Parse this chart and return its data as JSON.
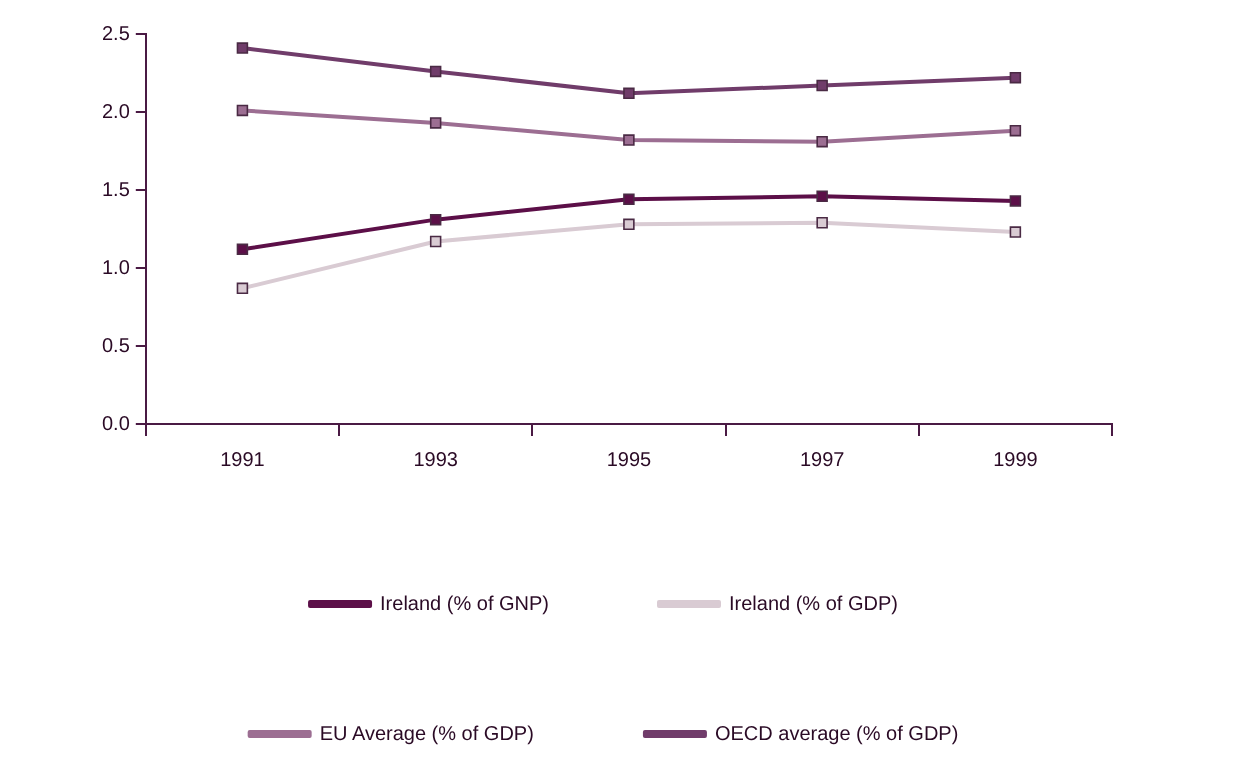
{
  "chart_data": {
    "type": "line",
    "categories": [
      "1991",
      "1993",
      "1995",
      "1997",
      "1999"
    ],
    "series": [
      {
        "name": "Ireland (% of GNP)",
        "color": "#5c0f48",
        "values": [
          1.12,
          1.31,
          1.44,
          1.46,
          1.43
        ]
      },
      {
        "name": "Ireland (% of GDP)",
        "color": "#d9cbd3",
        "values": [
          0.87,
          1.17,
          1.28,
          1.29,
          1.23
        ]
      },
      {
        "name": "EU Average (% of GDP)",
        "color": "#9c6e92",
        "values": [
          2.01,
          1.93,
          1.82,
          1.81,
          1.88
        ]
      },
      {
        "name": "OECD average (% of GDP)",
        "color": "#703c6a",
        "values": [
          2.41,
          2.26,
          2.12,
          2.17,
          2.22
        ]
      }
    ],
    "ylim": [
      0,
      2.5
    ],
    "yticks": [
      {
        "value": 0,
        "label": "0.0"
      },
      {
        "value": 0.5,
        "label": "0.5"
      },
      {
        "value": 1,
        "label": "1.0"
      },
      {
        "value": 1.5,
        "label": "1.5"
      },
      {
        "value": 2,
        "label": "2.0"
      },
      {
        "value": 2.5,
        "label": "2.5"
      }
    ],
    "grid": false,
    "legend": "bottom",
    "marker": "square",
    "line_style": "solid"
  }
}
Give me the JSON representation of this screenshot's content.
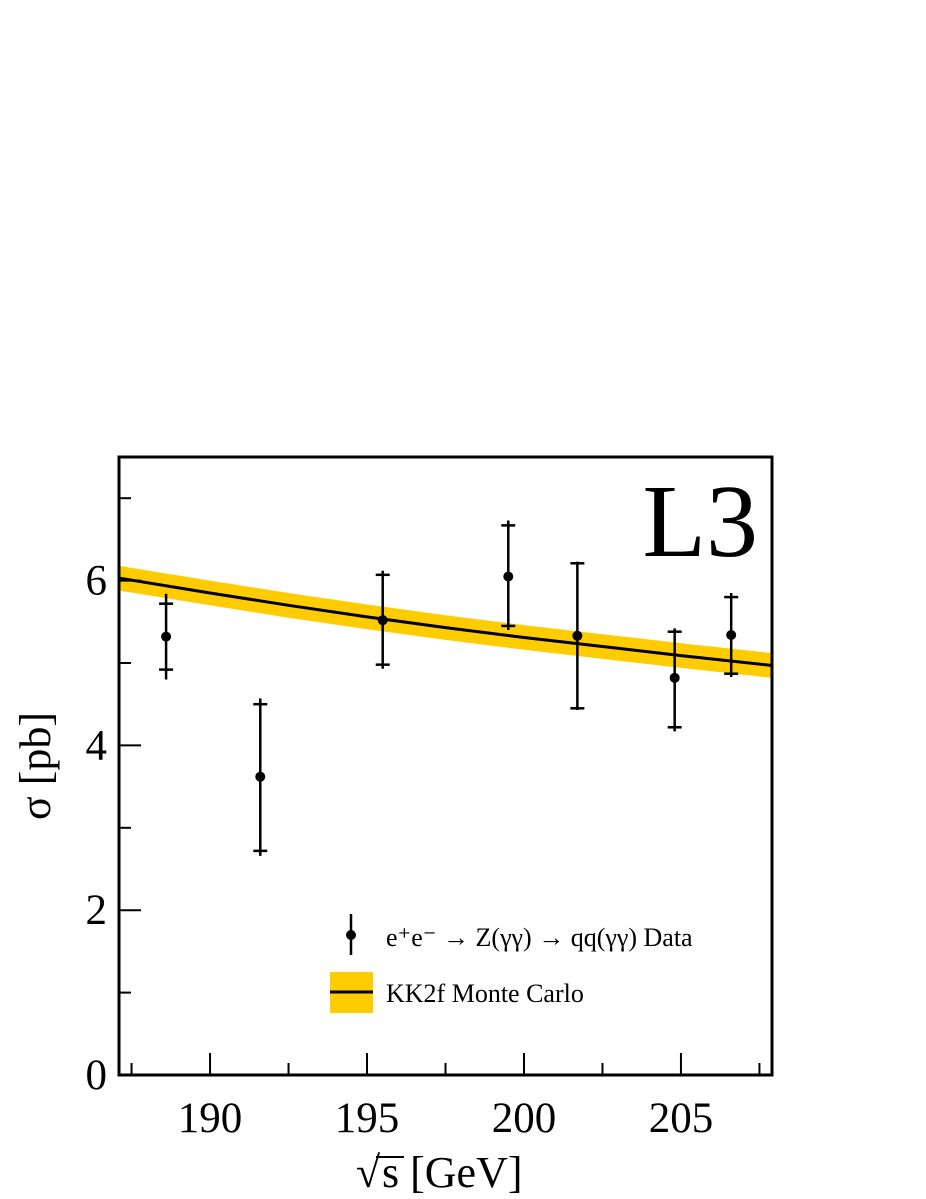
{
  "chart_data": {
    "type": "scatter",
    "experiment_label": "L3",
    "xlabel_prefix": "√",
    "xlabel": "s [GeV]",
    "ylabel": "σ [pb]",
    "xlim": [
      187.1,
      207.9
    ],
    "ylim": [
      0,
      7.5
    ],
    "x_ticks": [
      190,
      195,
      200,
      205
    ],
    "x_tick_labels": [
      "190",
      "195",
      "200",
      "205"
    ],
    "y_ticks": [
      0,
      2,
      4,
      6
    ],
    "y_tick_labels": [
      "0",
      "2",
      "4",
      "6"
    ],
    "grid": false,
    "legend_position": "bottom-center",
    "series": [
      {
        "name": "e⁺e⁻ → Z(γγ) → qq(γγ) Data",
        "kind": "points-with-errors",
        "points": [
          {
            "x": 188.6,
            "y": 5.32,
            "stat_lo": 4.92,
            "stat_hi": 5.72,
            "tot_lo": 4.8,
            "tot_hi": 5.84
          },
          {
            "x": 191.6,
            "y": 3.62,
            "stat_lo": 2.72,
            "stat_hi": 4.5,
            "tot_lo": 2.66,
            "tot_hi": 4.57
          },
          {
            "x": 195.5,
            "y": 5.52,
            "stat_lo": 4.98,
            "stat_hi": 6.07,
            "tot_lo": 4.93,
            "tot_hi": 6.12
          },
          {
            "x": 199.5,
            "y": 6.05,
            "stat_lo": 5.45,
            "stat_hi": 6.67,
            "tot_lo": 5.4,
            "tot_hi": 6.73
          },
          {
            "x": 201.7,
            "y": 5.33,
            "stat_lo": 4.45,
            "stat_hi": 6.21,
            "tot_lo": 4.43,
            "tot_hi": 6.23
          },
          {
            "x": 204.8,
            "y": 4.82,
            "stat_lo": 4.22,
            "stat_hi": 5.38,
            "tot_lo": 4.17,
            "tot_hi": 5.42
          },
          {
            "x": 206.6,
            "y": 5.34,
            "stat_lo": 4.87,
            "stat_hi": 5.8,
            "tot_lo": 4.83,
            "tot_hi": 5.85
          }
        ]
      },
      {
        "name": "KK2f Monte Carlo",
        "kind": "line-with-band",
        "color": "#000000",
        "band_color": "#FFCC00",
        "x": [
          187.1,
          190,
          192.5,
          195,
          197.5,
          200,
          202.5,
          205,
          207.9
        ],
        "y": [
          6.03,
          5.85,
          5.7,
          5.56,
          5.43,
          5.31,
          5.2,
          5.09,
          4.97
        ],
        "band_halfwidth": 0.15
      }
    ]
  }
}
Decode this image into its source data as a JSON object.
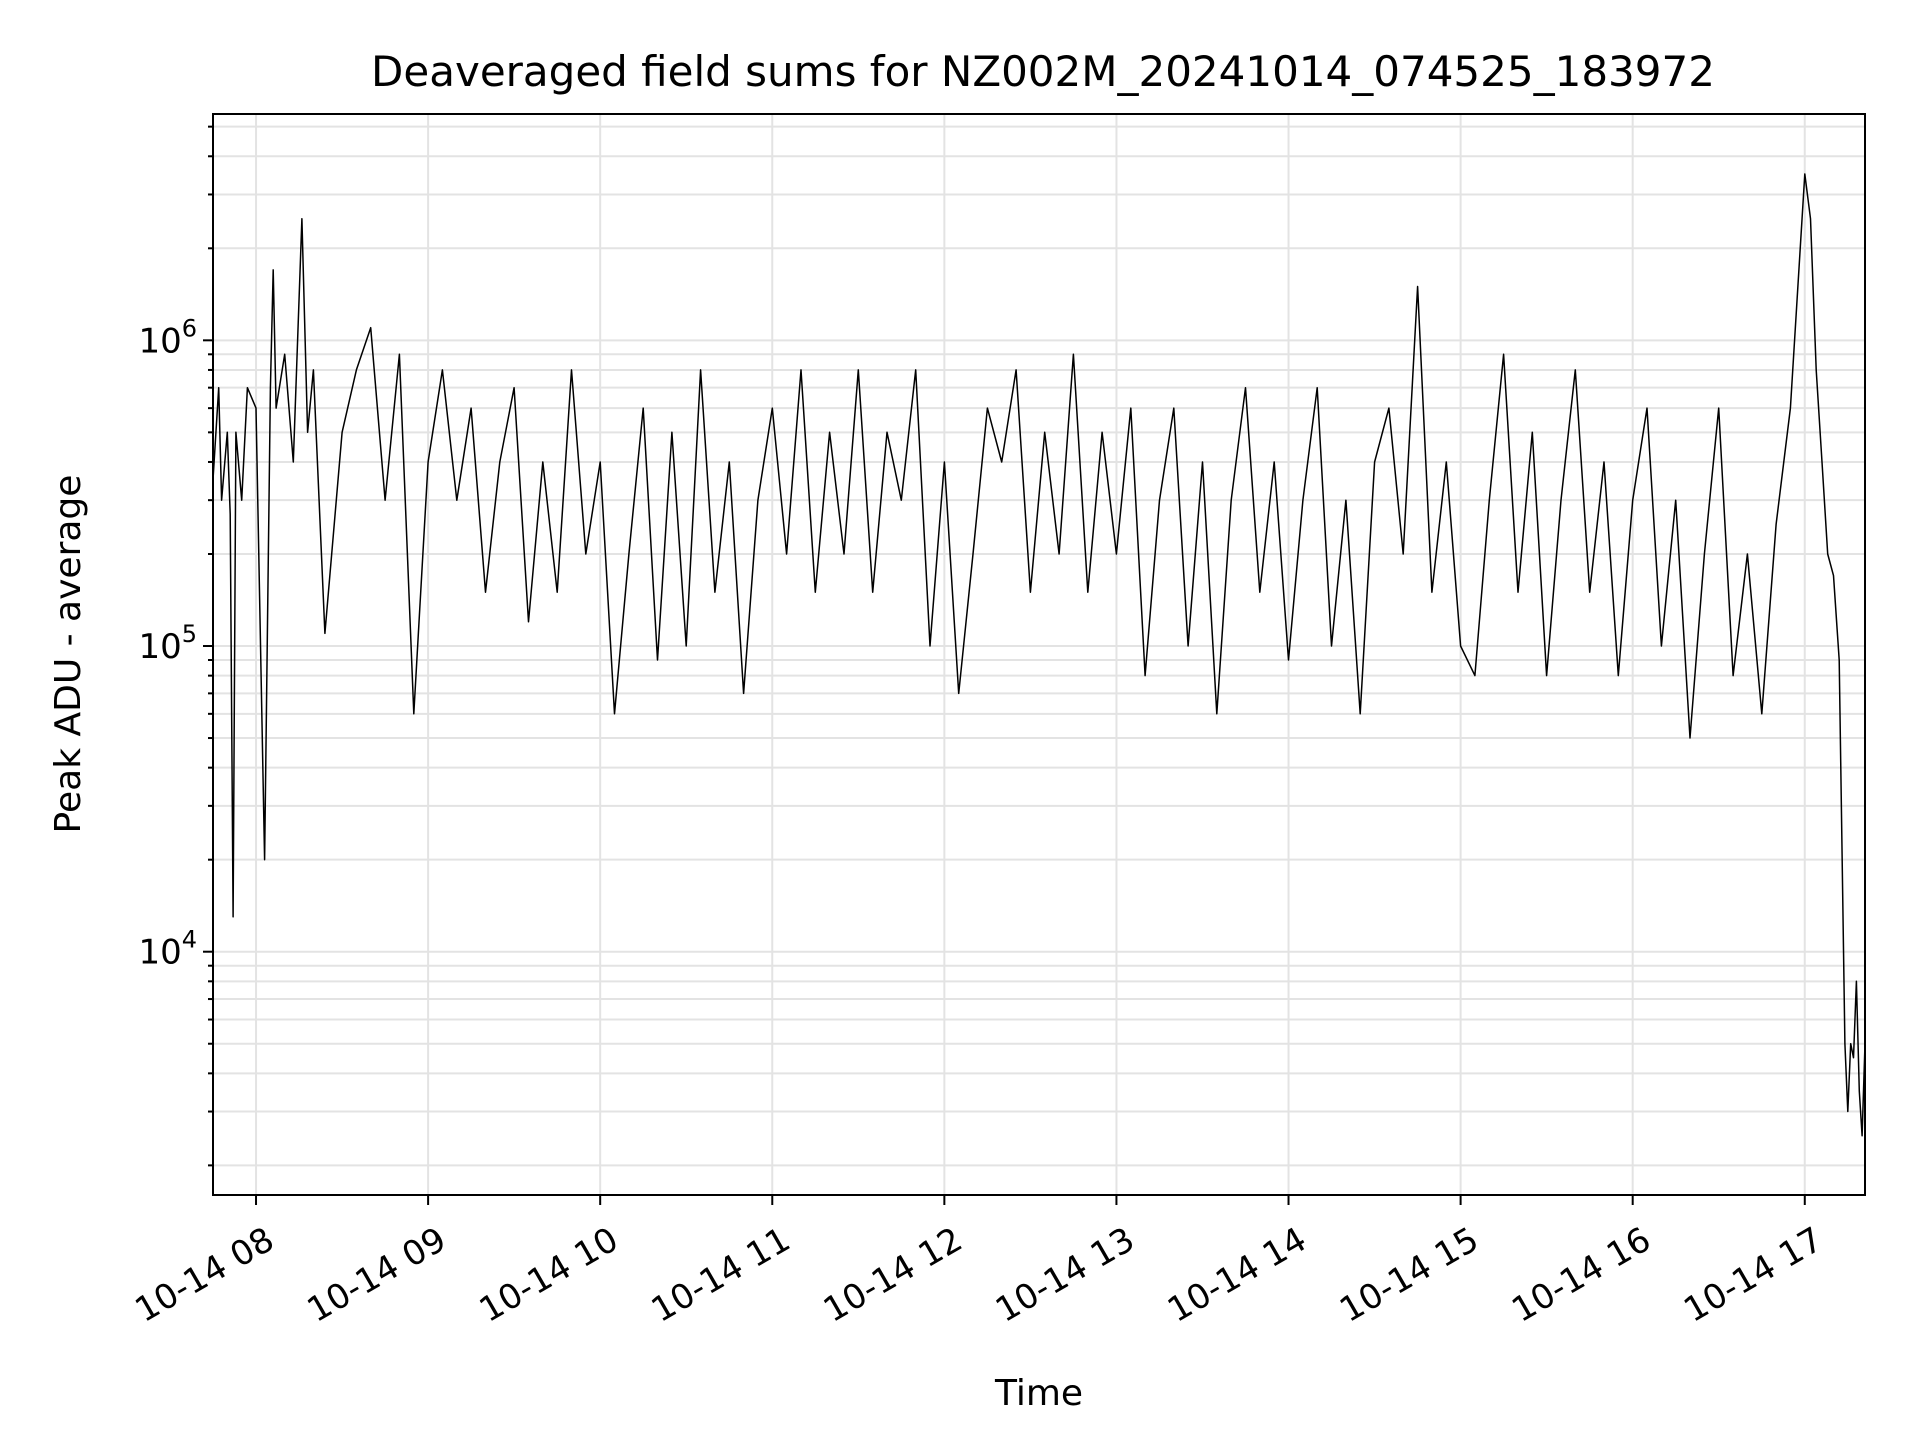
{
  "chart_data": {
    "type": "line",
    "title": "Deaveraged field sums for NZ002M_20241014_074525_183972",
    "xlabel": "Time",
    "ylabel": "Peak ADU - average",
    "yscale": "log",
    "ylim": [
      1600,
      5500000
    ],
    "xlim": [
      "2024-10-14 07:45",
      "2024-10-14 17:21"
    ],
    "grid": true,
    "line_color": "#000000",
    "x_ticks": [
      "10-14 08",
      "10-14 09",
      "10-14 10",
      "10-14 11",
      "10-14 12",
      "10-14 13",
      "10-14 14",
      "10-14 15",
      "10-14 16",
      "10-14 17"
    ],
    "y_ticks": [
      {
        "base": "10",
        "exp": "4",
        "value": 10000
      },
      {
        "base": "10",
        "exp": "5",
        "value": 100000
      },
      {
        "base": "10",
        "exp": "6",
        "value": 1000000
      }
    ],
    "series": [
      {
        "x": [
          "2024-10-14 07:45",
          "2024-10-14 07:47",
          "2024-10-14 07:48",
          "2024-10-14 07:50",
          "2024-10-14 07:51",
          "2024-10-14 07:52",
          "2024-10-14 07:53",
          "2024-10-14 07:55",
          "2024-10-14 07:57",
          "2024-10-14 08:00",
          "2024-10-14 08:03",
          "2024-10-14 08:05",
          "2024-10-14 08:06",
          "2024-10-14 08:07",
          "2024-10-14 08:10",
          "2024-10-14 08:13",
          "2024-10-14 08:16",
          "2024-10-14 08:18",
          "2024-10-14 08:20",
          "2024-10-14 08:24",
          "2024-10-14 08:30",
          "2024-10-14 08:35",
          "2024-10-14 08:40",
          "2024-10-14 08:45",
          "2024-10-14 08:50",
          "2024-10-14 08:55",
          "2024-10-14 09:00",
          "2024-10-14 09:05",
          "2024-10-14 09:10",
          "2024-10-14 09:15",
          "2024-10-14 09:20",
          "2024-10-14 09:25",
          "2024-10-14 09:30",
          "2024-10-14 09:35",
          "2024-10-14 09:40",
          "2024-10-14 09:45",
          "2024-10-14 09:50",
          "2024-10-14 09:55",
          "2024-10-14 10:00",
          "2024-10-14 10:05",
          "2024-10-14 10:10",
          "2024-10-14 10:15",
          "2024-10-14 10:20",
          "2024-10-14 10:25",
          "2024-10-14 10:30",
          "2024-10-14 10:35",
          "2024-10-14 10:40",
          "2024-10-14 10:45",
          "2024-10-14 10:50",
          "2024-10-14 10:55",
          "2024-10-14 11:00",
          "2024-10-14 11:05",
          "2024-10-14 11:10",
          "2024-10-14 11:15",
          "2024-10-14 11:20",
          "2024-10-14 11:25",
          "2024-10-14 11:30",
          "2024-10-14 11:35",
          "2024-10-14 11:40",
          "2024-10-14 11:45",
          "2024-10-14 11:50",
          "2024-10-14 11:55",
          "2024-10-14 12:00",
          "2024-10-14 12:05",
          "2024-10-14 12:10",
          "2024-10-14 12:15",
          "2024-10-14 12:20",
          "2024-10-14 12:25",
          "2024-10-14 12:30",
          "2024-10-14 12:35",
          "2024-10-14 12:40",
          "2024-10-14 12:45",
          "2024-10-14 12:50",
          "2024-10-14 12:55",
          "2024-10-14 13:00",
          "2024-10-14 13:05",
          "2024-10-14 13:10",
          "2024-10-14 13:15",
          "2024-10-14 13:20",
          "2024-10-14 13:25",
          "2024-10-14 13:30",
          "2024-10-14 13:35",
          "2024-10-14 13:40",
          "2024-10-14 13:45",
          "2024-10-14 13:50",
          "2024-10-14 13:55",
          "2024-10-14 14:00",
          "2024-10-14 14:05",
          "2024-10-14 14:10",
          "2024-10-14 14:15",
          "2024-10-14 14:20",
          "2024-10-14 14:25",
          "2024-10-14 14:30",
          "2024-10-14 14:35",
          "2024-10-14 14:40",
          "2024-10-14 14:45",
          "2024-10-14 14:50",
          "2024-10-14 14:55",
          "2024-10-14 15:00",
          "2024-10-14 15:05",
          "2024-10-14 15:10",
          "2024-10-14 15:15",
          "2024-10-14 15:20",
          "2024-10-14 15:25",
          "2024-10-14 15:30",
          "2024-10-14 15:35",
          "2024-10-14 15:40",
          "2024-10-14 15:45",
          "2024-10-14 15:50",
          "2024-10-14 15:55",
          "2024-10-14 16:00",
          "2024-10-14 16:05",
          "2024-10-14 16:10",
          "2024-10-14 16:15",
          "2024-10-14 16:20",
          "2024-10-14 16:25",
          "2024-10-14 16:30",
          "2024-10-14 16:35",
          "2024-10-14 16:40",
          "2024-10-14 16:45",
          "2024-10-14 16:50",
          "2024-10-14 16:55",
          "2024-10-14 17:00",
          "2024-10-14 17:02",
          "2024-10-14 17:04",
          "2024-10-14 17:06",
          "2024-10-14 17:08",
          "2024-10-14 17:10",
          "2024-10-14 17:12",
          "2024-10-14 17:14",
          "2024-10-14 17:15",
          "2024-10-14 17:16",
          "2024-10-14 17:17",
          "2024-10-14 17:18",
          "2024-10-14 17:19",
          "2024-10-14 17:20",
          "2024-10-14 17:21"
        ],
        "y": [
          350000,
          700000,
          300000,
          500000,
          270000,
          13000,
          500000,
          300000,
          700000,
          600000,
          20000,
          700000,
          1700000,
          600000,
          900000,
          400000,
          2500000,
          500000,
          800000,
          110000,
          500000,
          800000,
          1100000,
          300000,
          900000,
          60000,
          400000,
          800000,
          300000,
          600000,
          150000,
          400000,
          700000,
          120000,
          400000,
          150000,
          800000,
          200000,
          400000,
          60000,
          200000,
          600000,
          90000,
          500000,
          100000,
          800000,
          150000,
          400000,
          70000,
          300000,
          600000,
          200000,
          800000,
          150000,
          500000,
          200000,
          800000,
          150000,
          500000,
          300000,
          800000,
          100000,
          400000,
          70000,
          200000,
          600000,
          400000,
          800000,
          150000,
          500000,
          200000,
          900000,
          150000,
          500000,
          200000,
          600000,
          80000,
          300000,
          600000,
          100000,
          400000,
          60000,
          300000,
          700000,
          150000,
          400000,
          90000,
          300000,
          700000,
          100000,
          300000,
          60000,
          400000,
          600000,
          200000,
          1500000,
          150000,
          400000,
          100000,
          80000,
          300000,
          900000,
          150000,
          500000,
          80000,
          300000,
          800000,
          150000,
          400000,
          80000,
          300000,
          600000,
          100000,
          300000,
          50000,
          200000,
          600000,
          80000,
          200000,
          60000,
          250000,
          600000,
          3500000,
          2500000,
          800000,
          400000,
          200000,
          170000,
          90000,
          5000,
          3000,
          5000,
          4500,
          8000,
          3500,
          2500,
          5000
        ]
      }
    ]
  }
}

**Exercise prompt**
Read the entries and pick out all lines that include the word "kind".

**Task answer**
        "kind": "points-with-errors",
        "kind": "line-with-band",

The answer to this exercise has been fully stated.